◆ Brief
Give back the full material, exactly as it reads.

:: Stored data

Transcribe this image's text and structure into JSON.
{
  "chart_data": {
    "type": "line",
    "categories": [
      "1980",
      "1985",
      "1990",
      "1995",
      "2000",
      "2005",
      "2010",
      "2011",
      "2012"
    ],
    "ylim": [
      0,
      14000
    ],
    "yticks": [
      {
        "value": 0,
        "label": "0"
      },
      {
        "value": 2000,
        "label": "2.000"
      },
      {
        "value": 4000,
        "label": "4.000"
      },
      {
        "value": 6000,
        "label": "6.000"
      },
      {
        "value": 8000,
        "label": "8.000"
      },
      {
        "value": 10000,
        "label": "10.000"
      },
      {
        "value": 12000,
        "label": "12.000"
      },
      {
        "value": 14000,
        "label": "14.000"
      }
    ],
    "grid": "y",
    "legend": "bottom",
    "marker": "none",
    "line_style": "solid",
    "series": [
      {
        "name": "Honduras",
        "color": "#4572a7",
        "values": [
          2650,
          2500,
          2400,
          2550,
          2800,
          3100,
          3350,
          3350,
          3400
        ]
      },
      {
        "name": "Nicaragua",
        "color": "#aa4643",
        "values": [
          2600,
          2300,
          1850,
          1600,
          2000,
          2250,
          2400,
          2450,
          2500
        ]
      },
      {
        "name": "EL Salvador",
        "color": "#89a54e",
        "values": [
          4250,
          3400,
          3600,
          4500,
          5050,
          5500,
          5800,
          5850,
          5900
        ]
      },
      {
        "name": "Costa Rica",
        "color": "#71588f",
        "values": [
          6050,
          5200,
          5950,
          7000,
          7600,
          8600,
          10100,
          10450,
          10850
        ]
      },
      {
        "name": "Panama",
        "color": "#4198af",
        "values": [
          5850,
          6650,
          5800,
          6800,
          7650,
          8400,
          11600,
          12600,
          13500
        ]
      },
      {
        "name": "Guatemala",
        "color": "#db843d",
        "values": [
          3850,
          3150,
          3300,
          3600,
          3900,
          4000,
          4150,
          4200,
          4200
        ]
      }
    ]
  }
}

::::

◆ Task result
Transcribe this image's text and structure into JSON.
{
  "chart_data": {
    "type": "line",
    "categories": [
      "1980",
      "1985",
      "1990",
      "1995",
      "2000",
      "2005",
      "2010",
      "2011",
      "2012"
    ],
    "ylim": [
      0,
      14000
    ],
    "yticks": [
      {
        "value": 0,
        "label": "0"
      },
      {
        "value": 2000,
        "label": "2.000"
      },
      {
        "value": 4000,
        "label": "4.000"
      },
      {
        "value": 6000,
        "label": "6.000"
      },
      {
        "value": 8000,
        "label": "8.000"
      },
      {
        "value": 10000,
        "label": "10.000"
      },
      {
        "value": 12000,
        "label": "12.000"
      },
      {
        "value": 14000,
        "label": "14.000"
      }
    ],
    "grid": "y",
    "legend": "bottom",
    "marker": "none",
    "line_style": "solid",
    "series": [
      {
        "name": "Honduras",
        "color": "#4572a7",
        "values": [
          2650,
          2500,
          2400,
          2550,
          2800,
          3100,
          3350,
          3350,
          3400
        ]
      },
      {
        "name": "Nicaragua",
        "color": "#aa4643",
        "values": [
          2600,
          2300,
          1850,
          1600,
          2000,
          2250,
          2400,
          2450,
          2500
        ]
      },
      {
        "name": "EL Salvador",
        "color": "#89a54e",
        "values": [
          4250,
          3400,
          3600,
          4500,
          5050,
          5500,
          5800,
          5850,
          5900
        ]
      },
      {
        "name": "Costa Rica",
        "color": "#71588f",
        "values": [
          6050,
          5200,
          5950,
          7000,
          7600,
          8600,
          10100,
          10450,
          10850
        ]
      },
      {
        "name": "Panama",
        "color": "#4198af",
        "values": [
          5850,
          6650,
          5800,
          6800,
          7650,
          8400,
          11600,
          12600,
          13500
        ]
      },
      {
        "name": "Guatemala",
        "color": "#db843d",
        "values": [
          3850,
          3150,
          3300,
          3600,
          3900,
          4000,
          4150,
          4200,
          4200
        ]
      }
    ]
  }
}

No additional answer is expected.